• _Exercise goal_: In the records below, find each line containing the word "Disable" and copy it.

= = = =

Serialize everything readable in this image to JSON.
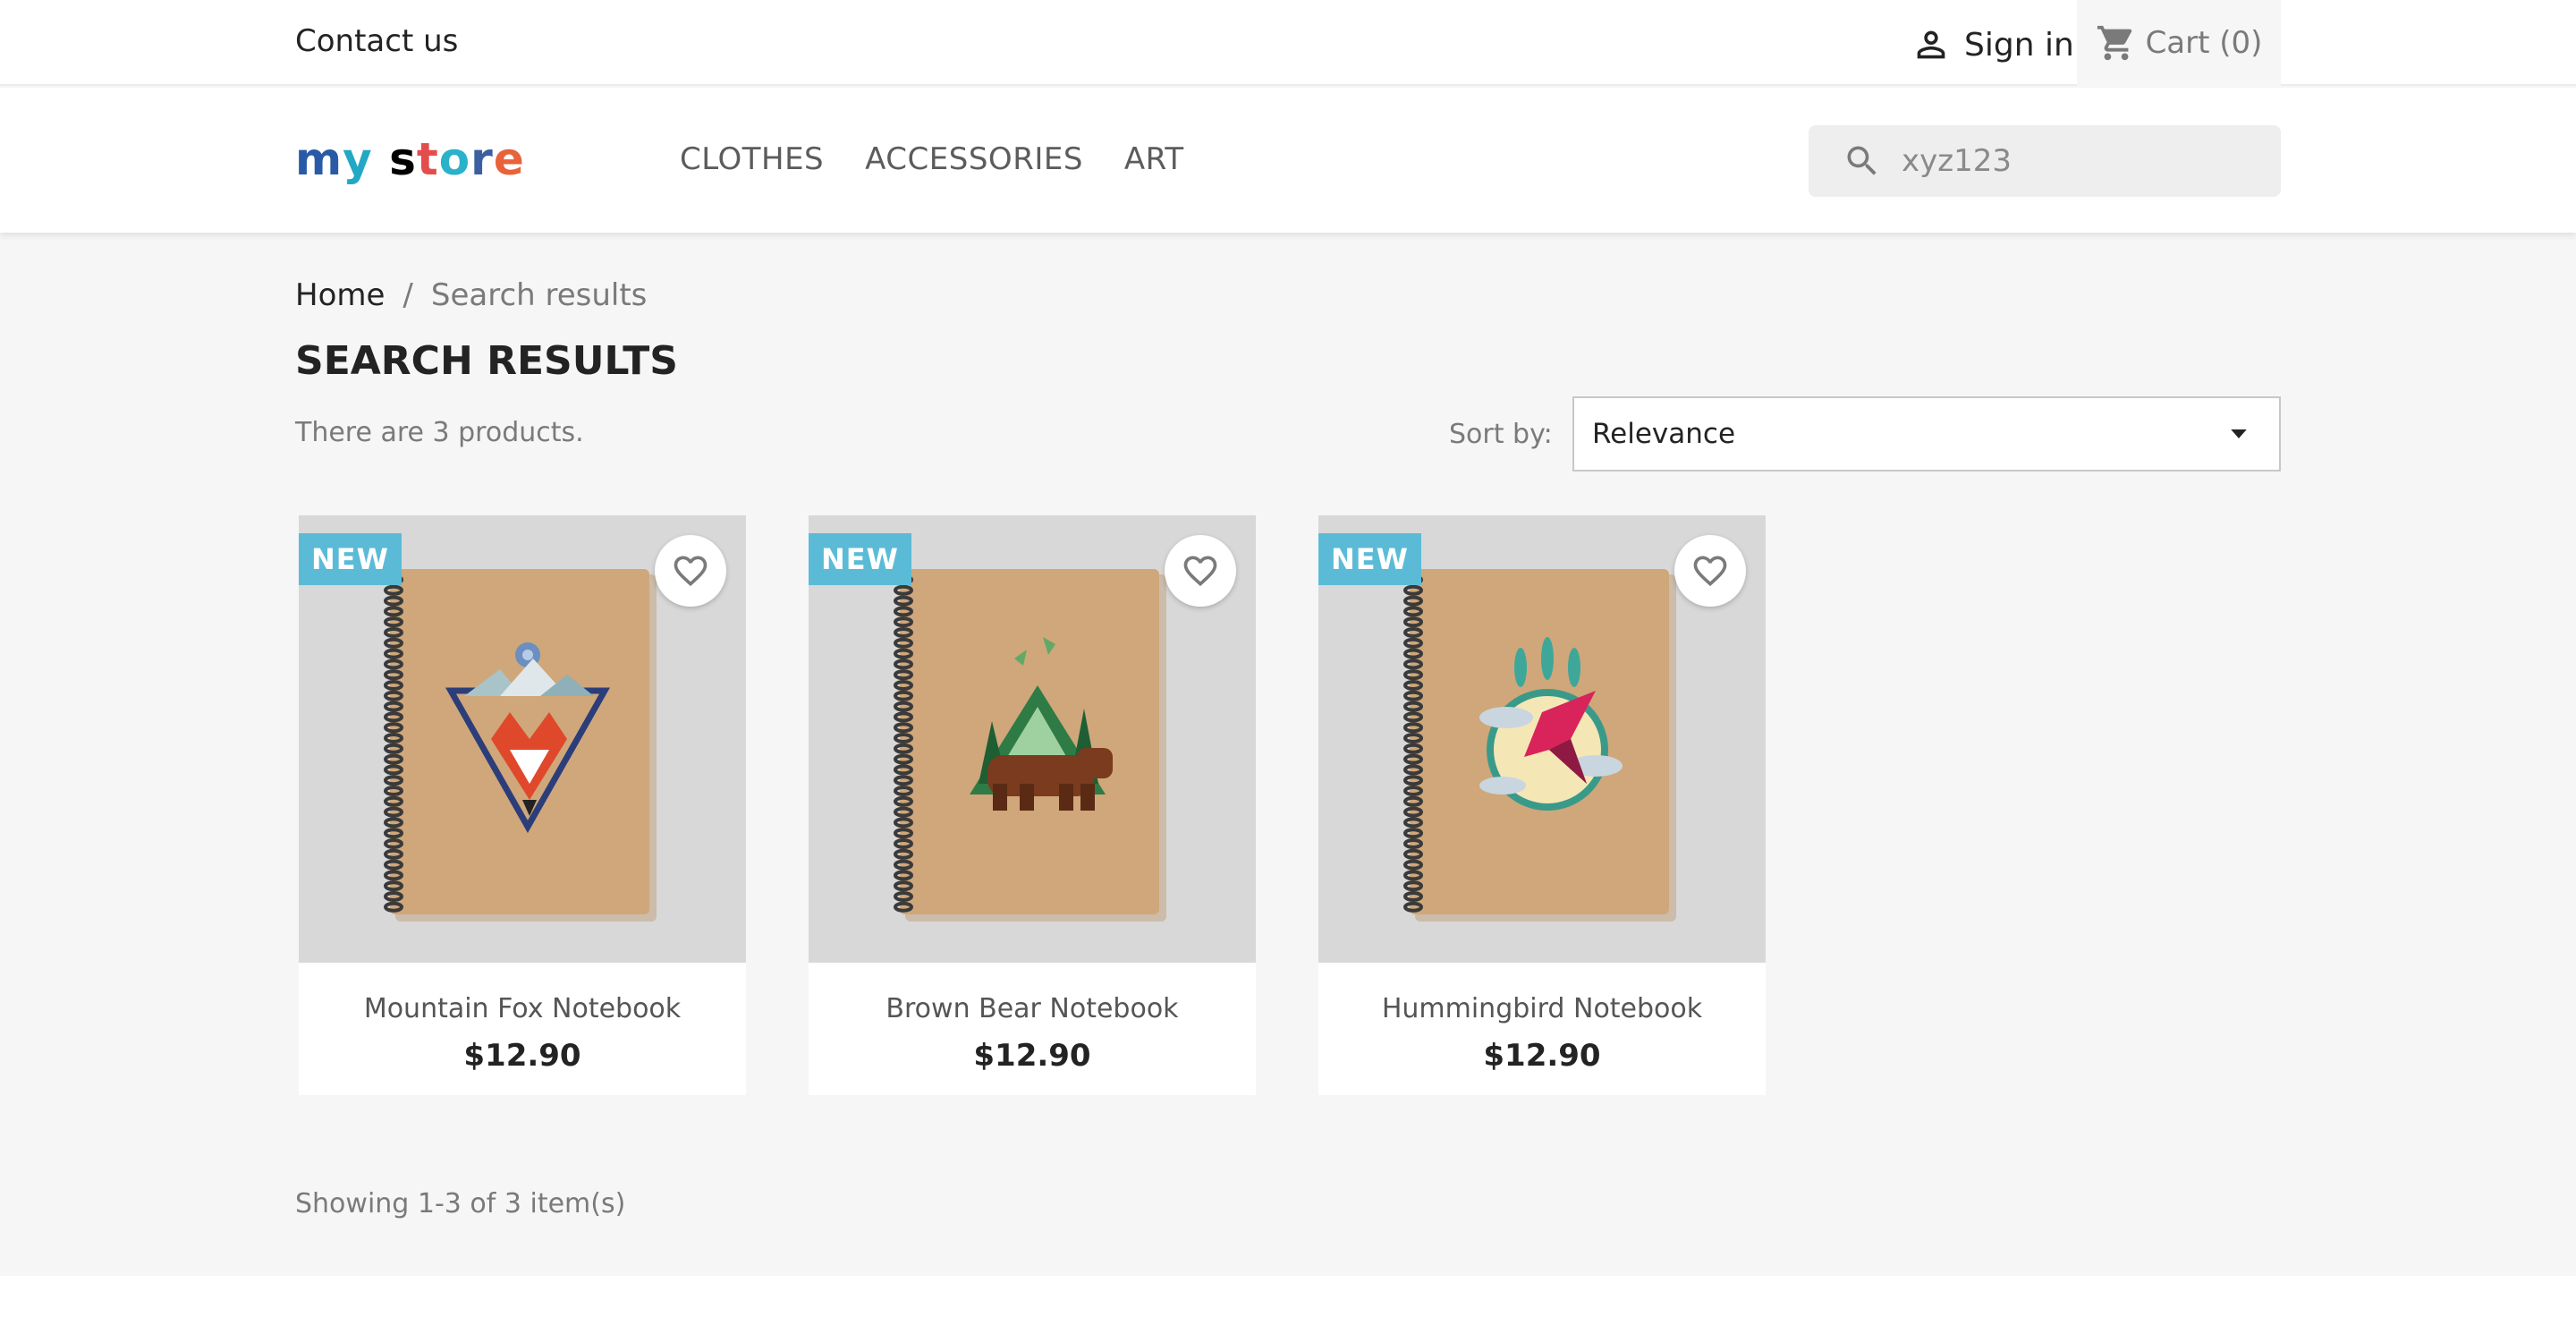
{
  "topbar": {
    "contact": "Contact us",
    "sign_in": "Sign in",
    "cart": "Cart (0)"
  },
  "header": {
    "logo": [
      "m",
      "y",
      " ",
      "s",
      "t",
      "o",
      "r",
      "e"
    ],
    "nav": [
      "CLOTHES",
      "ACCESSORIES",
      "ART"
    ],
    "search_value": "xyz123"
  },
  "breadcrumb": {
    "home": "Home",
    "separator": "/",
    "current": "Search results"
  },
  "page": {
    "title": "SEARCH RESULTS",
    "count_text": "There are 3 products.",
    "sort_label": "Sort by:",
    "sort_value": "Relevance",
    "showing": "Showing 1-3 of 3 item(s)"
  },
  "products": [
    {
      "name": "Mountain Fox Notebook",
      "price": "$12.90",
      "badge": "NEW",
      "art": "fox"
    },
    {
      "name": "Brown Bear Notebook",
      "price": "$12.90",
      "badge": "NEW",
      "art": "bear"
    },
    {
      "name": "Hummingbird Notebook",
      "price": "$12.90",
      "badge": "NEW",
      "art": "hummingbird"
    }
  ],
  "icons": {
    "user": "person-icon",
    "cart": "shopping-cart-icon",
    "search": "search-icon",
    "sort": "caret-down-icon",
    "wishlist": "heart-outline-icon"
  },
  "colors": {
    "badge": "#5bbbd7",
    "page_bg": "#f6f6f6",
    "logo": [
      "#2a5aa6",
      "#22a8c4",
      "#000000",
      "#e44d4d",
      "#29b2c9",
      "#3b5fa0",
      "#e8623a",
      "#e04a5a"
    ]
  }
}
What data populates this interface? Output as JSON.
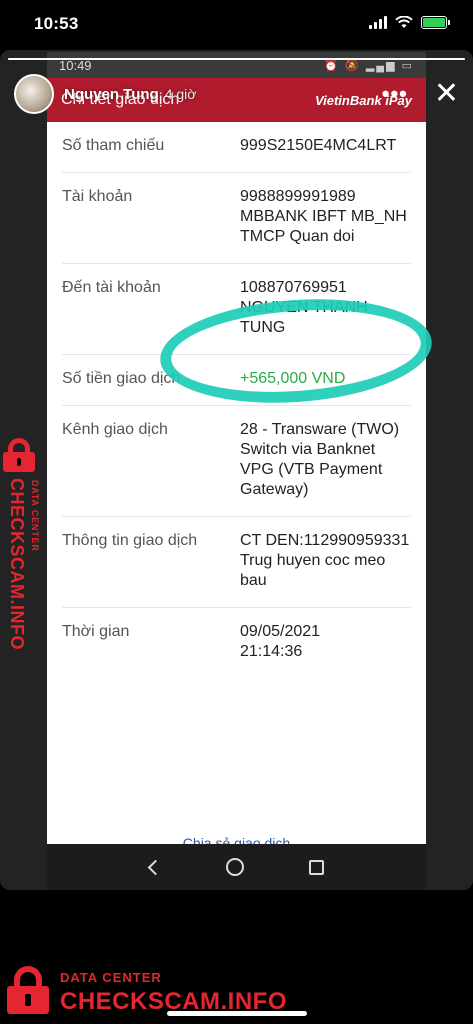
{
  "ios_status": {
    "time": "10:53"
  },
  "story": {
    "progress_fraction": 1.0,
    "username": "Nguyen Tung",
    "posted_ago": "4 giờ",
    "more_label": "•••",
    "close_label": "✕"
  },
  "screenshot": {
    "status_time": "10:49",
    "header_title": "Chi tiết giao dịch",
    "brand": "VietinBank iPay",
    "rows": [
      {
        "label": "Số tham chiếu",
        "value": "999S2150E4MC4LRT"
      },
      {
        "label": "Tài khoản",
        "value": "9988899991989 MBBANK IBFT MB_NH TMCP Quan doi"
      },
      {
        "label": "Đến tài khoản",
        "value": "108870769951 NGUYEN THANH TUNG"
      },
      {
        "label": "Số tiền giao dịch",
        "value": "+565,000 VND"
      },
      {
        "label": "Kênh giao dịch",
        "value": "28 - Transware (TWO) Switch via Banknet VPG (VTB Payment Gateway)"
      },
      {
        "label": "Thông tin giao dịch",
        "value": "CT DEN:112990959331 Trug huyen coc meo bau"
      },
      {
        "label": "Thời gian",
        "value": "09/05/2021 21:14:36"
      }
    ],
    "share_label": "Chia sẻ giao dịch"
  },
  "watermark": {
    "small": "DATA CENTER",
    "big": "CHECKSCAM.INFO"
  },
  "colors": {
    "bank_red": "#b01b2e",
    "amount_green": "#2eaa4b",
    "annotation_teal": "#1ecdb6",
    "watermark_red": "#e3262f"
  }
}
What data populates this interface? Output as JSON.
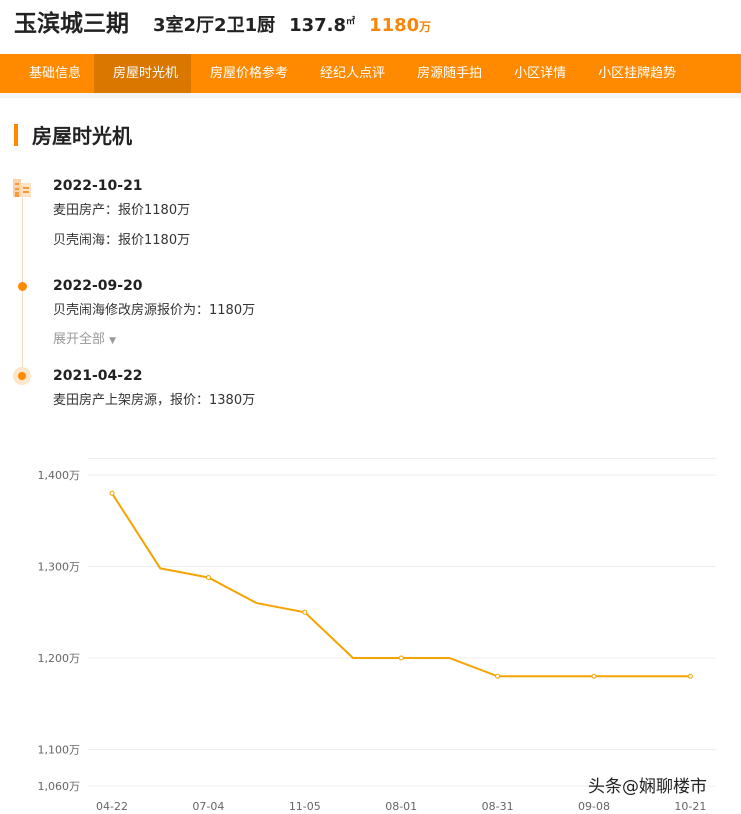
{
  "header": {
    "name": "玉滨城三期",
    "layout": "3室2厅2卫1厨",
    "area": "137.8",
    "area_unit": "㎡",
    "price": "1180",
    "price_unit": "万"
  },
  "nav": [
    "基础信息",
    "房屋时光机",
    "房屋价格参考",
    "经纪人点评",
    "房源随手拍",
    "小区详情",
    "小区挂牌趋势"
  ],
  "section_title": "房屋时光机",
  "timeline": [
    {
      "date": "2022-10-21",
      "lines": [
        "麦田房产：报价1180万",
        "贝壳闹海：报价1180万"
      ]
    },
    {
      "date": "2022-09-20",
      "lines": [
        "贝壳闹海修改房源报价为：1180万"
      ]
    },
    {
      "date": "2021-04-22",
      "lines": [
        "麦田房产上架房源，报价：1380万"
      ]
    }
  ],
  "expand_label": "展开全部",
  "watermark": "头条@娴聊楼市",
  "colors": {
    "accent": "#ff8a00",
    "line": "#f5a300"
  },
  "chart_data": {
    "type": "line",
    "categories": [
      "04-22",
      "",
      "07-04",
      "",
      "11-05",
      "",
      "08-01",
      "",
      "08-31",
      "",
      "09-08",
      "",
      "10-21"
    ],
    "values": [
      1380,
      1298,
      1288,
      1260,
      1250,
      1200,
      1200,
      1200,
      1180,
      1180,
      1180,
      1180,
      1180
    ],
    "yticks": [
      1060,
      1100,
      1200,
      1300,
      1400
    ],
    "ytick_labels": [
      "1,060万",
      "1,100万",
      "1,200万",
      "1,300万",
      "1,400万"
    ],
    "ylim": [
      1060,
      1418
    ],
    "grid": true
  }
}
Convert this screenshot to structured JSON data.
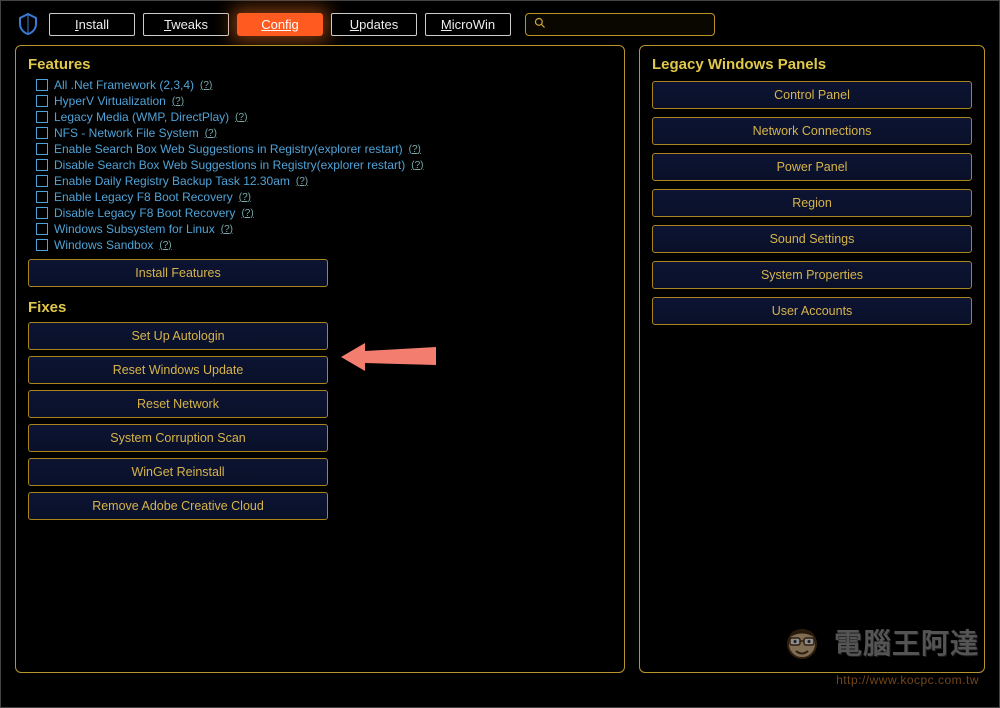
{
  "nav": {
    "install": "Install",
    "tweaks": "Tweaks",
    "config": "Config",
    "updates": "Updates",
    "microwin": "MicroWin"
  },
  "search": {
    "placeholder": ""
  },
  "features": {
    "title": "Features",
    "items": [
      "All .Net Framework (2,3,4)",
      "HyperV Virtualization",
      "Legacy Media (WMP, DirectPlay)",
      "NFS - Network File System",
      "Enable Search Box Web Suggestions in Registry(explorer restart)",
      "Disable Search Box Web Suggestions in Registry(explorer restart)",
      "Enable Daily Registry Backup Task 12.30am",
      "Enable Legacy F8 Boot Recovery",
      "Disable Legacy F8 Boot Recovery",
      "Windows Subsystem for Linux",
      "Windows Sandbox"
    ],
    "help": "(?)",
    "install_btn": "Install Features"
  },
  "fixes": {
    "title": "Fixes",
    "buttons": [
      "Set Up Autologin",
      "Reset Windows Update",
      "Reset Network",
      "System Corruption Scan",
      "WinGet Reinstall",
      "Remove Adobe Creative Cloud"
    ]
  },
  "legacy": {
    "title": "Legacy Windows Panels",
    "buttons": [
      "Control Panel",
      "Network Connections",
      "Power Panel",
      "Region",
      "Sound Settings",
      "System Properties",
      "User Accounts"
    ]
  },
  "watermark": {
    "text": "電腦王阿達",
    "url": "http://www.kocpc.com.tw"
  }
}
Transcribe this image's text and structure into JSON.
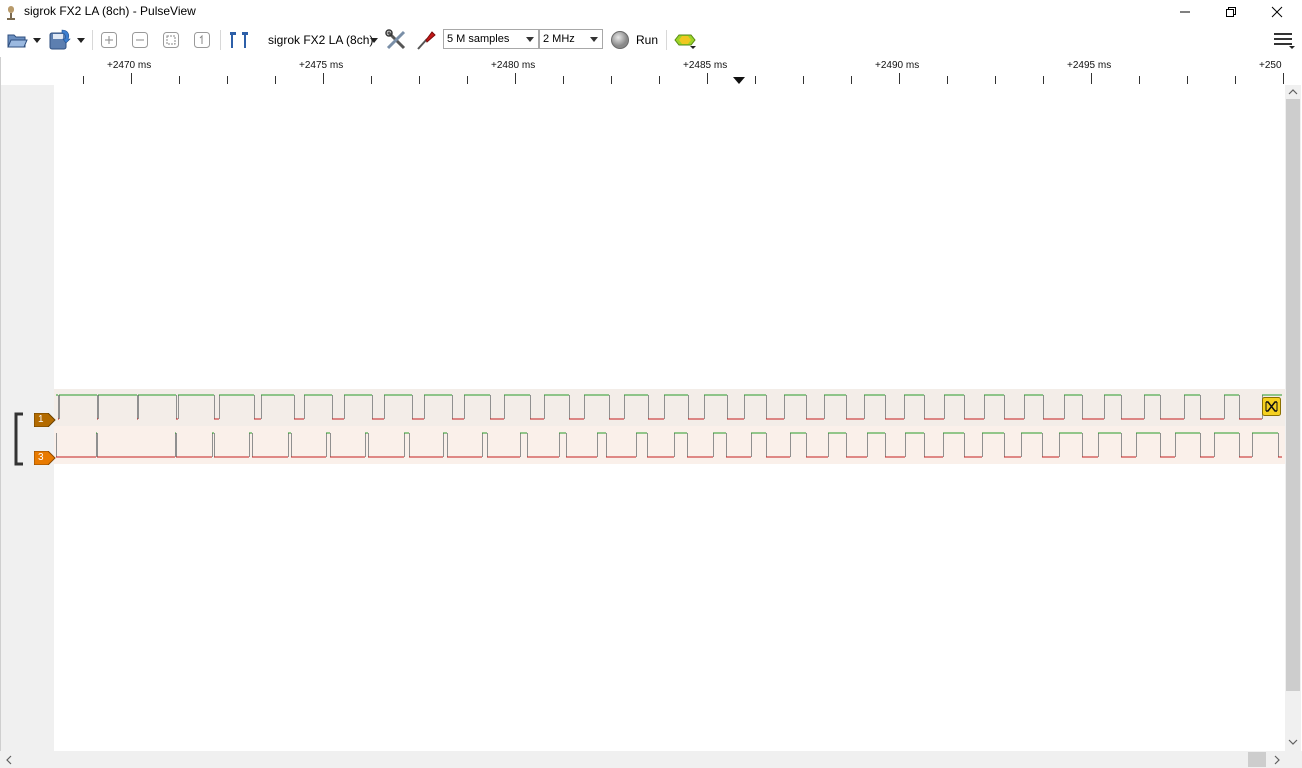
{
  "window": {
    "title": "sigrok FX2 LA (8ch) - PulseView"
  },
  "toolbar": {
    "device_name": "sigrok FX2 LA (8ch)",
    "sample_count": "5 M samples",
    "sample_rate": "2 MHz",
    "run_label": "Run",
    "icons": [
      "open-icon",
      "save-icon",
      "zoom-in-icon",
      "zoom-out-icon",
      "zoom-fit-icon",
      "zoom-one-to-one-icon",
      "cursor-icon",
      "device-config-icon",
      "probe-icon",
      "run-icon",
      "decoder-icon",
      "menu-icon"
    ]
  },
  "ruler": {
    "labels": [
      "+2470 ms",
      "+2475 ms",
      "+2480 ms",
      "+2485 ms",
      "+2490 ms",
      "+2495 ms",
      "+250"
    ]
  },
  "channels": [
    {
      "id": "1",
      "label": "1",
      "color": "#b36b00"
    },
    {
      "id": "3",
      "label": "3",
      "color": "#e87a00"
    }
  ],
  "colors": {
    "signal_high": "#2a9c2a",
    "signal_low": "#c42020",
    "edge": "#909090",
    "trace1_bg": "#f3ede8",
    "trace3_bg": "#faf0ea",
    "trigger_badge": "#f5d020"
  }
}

= = = =

• _Solution for this problem_:
      "Disable Search Box Web Suggestions in Registry(explorer restart)",
      "Disable Legacy F8 Boot Recovery",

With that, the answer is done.